__Problem to solve__
Reproduce the items word for word, starting at the first line and ending with the line that contains "category-count: 124 [417,404,442,421]", both of those lines included.

__Box annotation data__
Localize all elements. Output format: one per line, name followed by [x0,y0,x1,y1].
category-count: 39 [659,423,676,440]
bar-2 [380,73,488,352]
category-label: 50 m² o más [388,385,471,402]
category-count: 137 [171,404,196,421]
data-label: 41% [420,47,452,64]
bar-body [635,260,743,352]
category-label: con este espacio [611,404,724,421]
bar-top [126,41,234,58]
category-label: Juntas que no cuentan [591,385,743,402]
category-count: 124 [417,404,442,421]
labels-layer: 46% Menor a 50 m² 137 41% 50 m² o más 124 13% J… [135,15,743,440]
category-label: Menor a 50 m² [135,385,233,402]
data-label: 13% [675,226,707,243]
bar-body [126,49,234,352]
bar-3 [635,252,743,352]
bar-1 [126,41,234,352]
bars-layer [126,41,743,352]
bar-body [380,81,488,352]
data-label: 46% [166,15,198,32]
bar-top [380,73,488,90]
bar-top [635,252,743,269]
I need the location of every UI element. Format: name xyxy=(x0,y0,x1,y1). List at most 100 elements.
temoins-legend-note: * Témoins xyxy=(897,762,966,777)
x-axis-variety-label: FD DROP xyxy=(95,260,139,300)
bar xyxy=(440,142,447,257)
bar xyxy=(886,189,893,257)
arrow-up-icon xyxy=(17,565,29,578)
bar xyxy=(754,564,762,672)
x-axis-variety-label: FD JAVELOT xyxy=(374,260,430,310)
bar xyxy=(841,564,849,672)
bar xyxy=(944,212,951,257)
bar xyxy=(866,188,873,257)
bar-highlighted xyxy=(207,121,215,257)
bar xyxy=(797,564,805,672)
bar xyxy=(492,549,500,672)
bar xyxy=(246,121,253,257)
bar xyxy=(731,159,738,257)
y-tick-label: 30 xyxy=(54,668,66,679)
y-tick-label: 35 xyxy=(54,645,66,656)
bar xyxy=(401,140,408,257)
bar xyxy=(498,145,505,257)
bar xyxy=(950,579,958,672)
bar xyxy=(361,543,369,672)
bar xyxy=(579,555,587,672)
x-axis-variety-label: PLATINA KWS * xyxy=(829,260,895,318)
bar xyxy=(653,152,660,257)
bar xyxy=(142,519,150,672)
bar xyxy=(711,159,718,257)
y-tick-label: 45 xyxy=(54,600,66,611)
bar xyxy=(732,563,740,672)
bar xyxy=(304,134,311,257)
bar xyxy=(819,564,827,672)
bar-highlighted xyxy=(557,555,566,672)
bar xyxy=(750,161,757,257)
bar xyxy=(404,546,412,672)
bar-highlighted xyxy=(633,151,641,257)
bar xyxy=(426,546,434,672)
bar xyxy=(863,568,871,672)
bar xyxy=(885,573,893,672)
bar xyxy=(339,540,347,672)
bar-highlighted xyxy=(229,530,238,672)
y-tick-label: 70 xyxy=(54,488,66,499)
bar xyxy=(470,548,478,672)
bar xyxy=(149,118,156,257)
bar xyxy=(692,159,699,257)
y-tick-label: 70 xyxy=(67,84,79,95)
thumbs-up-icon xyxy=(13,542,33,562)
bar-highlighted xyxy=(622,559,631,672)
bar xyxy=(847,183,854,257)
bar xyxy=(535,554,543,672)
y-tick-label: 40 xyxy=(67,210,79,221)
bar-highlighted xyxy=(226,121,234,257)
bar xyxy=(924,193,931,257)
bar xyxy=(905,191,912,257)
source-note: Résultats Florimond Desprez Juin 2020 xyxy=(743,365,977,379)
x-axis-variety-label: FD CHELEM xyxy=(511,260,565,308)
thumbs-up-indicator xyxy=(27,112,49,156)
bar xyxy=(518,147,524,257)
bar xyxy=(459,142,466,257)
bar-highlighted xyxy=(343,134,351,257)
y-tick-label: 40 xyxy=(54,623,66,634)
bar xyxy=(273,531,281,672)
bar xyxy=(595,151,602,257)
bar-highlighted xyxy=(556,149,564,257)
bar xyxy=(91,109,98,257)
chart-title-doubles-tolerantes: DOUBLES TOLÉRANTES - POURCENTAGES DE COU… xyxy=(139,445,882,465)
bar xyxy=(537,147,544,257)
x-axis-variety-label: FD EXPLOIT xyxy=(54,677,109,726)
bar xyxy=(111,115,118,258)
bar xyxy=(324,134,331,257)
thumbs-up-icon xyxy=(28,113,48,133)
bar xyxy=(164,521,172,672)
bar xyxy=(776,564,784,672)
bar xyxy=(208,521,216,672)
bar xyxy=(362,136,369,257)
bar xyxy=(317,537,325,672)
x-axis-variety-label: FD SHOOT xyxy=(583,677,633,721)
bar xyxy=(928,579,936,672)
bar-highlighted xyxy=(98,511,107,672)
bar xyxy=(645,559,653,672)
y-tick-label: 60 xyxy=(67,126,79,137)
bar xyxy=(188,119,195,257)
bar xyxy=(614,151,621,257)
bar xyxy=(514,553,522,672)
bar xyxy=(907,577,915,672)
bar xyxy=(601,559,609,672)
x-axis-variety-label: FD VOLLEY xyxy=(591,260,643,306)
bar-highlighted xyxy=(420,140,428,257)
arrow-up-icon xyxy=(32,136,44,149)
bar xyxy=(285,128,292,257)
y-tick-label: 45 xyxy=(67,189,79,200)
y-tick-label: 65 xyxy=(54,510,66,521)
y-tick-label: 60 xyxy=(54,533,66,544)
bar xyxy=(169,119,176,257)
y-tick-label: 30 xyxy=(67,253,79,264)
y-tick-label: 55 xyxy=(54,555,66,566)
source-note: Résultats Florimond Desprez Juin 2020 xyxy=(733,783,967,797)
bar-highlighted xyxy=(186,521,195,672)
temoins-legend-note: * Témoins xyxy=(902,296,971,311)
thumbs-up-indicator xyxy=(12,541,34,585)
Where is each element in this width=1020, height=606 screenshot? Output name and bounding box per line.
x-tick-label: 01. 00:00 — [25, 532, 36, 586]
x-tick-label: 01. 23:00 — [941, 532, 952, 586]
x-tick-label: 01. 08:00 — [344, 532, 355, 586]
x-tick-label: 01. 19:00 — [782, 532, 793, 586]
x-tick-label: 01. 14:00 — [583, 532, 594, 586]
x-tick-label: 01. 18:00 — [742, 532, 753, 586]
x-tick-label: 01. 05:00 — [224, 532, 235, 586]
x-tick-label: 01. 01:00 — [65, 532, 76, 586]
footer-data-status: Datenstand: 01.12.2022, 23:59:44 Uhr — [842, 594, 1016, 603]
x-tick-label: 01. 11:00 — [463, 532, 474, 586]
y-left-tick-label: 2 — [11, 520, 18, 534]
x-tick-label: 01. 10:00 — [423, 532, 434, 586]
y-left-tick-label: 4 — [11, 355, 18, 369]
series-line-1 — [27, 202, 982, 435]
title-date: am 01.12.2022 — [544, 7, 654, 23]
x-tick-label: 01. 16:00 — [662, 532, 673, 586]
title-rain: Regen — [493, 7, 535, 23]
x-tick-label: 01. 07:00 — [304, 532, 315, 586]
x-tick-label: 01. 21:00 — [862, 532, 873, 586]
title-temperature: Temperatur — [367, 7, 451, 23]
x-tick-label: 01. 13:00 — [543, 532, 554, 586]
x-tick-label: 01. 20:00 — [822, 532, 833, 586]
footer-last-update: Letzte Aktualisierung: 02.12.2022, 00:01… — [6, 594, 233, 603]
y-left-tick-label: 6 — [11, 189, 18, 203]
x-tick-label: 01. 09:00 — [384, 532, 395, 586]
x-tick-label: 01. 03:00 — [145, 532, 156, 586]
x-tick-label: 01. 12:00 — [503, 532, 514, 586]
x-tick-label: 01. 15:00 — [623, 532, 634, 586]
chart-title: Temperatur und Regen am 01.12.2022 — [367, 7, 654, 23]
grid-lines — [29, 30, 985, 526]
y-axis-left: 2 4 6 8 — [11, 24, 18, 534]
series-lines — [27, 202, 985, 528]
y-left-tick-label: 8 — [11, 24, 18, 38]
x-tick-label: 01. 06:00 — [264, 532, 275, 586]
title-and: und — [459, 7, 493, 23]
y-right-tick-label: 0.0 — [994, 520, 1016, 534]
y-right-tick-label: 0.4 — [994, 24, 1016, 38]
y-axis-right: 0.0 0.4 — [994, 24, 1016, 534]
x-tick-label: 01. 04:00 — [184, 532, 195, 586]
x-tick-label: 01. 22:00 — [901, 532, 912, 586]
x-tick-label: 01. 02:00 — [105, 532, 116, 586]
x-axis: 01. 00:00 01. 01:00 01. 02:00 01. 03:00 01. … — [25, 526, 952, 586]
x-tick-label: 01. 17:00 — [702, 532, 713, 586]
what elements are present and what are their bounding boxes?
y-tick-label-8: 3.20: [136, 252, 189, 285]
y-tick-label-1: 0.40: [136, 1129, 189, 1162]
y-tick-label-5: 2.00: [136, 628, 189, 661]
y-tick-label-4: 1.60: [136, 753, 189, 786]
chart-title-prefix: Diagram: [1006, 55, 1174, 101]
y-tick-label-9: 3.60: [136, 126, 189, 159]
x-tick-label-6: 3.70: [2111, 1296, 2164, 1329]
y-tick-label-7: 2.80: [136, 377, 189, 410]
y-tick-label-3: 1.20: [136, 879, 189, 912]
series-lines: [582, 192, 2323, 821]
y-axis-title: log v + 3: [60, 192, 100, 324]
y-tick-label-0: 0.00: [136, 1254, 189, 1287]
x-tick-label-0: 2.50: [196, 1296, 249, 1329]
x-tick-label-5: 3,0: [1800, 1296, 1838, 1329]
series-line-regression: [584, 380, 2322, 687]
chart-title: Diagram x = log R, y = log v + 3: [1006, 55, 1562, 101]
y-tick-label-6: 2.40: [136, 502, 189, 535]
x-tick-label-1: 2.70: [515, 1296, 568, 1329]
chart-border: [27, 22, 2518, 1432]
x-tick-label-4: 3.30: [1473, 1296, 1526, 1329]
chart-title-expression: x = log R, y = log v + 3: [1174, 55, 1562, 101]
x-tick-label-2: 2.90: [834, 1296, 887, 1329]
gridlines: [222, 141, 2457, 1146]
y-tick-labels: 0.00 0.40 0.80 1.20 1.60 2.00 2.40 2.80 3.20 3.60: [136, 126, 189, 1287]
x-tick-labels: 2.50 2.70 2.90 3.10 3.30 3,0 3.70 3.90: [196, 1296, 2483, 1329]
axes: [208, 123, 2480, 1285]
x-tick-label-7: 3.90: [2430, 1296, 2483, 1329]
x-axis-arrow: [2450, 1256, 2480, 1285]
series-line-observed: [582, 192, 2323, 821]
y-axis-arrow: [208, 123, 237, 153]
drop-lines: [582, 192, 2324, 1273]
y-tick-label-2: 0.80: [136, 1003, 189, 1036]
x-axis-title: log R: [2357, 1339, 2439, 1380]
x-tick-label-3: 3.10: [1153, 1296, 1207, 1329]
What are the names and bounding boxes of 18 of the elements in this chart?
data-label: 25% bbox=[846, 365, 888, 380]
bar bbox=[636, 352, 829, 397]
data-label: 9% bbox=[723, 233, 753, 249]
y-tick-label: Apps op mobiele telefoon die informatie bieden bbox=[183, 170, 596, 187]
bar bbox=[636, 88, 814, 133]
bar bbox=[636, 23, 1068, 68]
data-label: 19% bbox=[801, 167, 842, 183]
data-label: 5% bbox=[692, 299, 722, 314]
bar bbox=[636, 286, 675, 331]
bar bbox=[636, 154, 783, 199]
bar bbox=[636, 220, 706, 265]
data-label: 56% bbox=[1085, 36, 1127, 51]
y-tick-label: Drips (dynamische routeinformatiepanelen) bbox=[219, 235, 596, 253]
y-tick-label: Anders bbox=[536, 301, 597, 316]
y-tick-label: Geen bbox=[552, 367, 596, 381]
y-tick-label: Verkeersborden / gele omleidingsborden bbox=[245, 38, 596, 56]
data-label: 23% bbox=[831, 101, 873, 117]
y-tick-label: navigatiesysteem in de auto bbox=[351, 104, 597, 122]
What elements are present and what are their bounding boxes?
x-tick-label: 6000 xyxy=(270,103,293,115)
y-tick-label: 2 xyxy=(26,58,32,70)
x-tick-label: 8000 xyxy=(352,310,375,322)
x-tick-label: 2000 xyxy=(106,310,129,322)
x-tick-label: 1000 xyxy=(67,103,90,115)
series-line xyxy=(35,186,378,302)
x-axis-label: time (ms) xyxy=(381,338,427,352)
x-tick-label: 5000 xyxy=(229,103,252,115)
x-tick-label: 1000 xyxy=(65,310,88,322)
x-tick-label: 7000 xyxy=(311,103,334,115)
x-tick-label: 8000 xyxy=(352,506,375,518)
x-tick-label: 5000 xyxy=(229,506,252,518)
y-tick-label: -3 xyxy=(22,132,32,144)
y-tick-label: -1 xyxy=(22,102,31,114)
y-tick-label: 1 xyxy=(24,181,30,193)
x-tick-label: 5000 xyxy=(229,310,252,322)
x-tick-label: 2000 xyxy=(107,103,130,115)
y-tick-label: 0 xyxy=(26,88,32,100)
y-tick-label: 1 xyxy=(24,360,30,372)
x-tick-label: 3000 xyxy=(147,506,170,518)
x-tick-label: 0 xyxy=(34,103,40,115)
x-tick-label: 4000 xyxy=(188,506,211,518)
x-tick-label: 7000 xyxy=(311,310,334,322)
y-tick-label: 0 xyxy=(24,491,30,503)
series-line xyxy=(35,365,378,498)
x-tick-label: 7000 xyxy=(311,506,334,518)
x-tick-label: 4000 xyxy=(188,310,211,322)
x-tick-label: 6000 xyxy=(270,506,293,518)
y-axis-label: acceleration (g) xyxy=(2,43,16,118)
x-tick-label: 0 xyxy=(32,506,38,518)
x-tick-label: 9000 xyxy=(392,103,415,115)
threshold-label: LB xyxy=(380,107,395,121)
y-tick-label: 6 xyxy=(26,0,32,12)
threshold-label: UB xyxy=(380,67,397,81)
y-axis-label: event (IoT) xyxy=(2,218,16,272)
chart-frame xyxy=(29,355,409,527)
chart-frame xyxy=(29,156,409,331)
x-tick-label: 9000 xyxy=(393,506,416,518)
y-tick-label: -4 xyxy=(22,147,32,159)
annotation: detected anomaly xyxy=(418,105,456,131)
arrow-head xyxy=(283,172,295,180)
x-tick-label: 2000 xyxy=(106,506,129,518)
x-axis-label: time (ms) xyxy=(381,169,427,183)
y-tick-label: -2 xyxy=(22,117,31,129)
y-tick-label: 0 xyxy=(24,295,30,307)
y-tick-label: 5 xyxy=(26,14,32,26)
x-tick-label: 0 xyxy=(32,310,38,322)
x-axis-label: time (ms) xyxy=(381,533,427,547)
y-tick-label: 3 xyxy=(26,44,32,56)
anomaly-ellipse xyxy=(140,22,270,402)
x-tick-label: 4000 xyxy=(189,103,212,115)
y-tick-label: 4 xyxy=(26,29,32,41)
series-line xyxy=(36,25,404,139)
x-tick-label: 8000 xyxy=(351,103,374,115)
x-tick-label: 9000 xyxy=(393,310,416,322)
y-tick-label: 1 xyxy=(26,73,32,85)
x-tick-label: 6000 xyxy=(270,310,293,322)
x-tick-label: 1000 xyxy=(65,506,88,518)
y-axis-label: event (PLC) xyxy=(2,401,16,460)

__Output of the task__
Localize all elements. Output format: one per line, name followed by [x0,y0,x1,y1].
category-count: 39 [659,423,676,440]
bar-2 [380,73,488,352]
category-label: 50 m² o más [388,385,471,402]
category-count: 137 [171,404,196,421]
data-label: 41% [420,47,452,64]
bar-body [635,260,743,352]
category-label: con este espacio [611,404,724,421]
bar-top [126,41,234,58]
category-label: Juntas que no cuentan [591,385,743,402]
category-count: 124 [417,404,442,421]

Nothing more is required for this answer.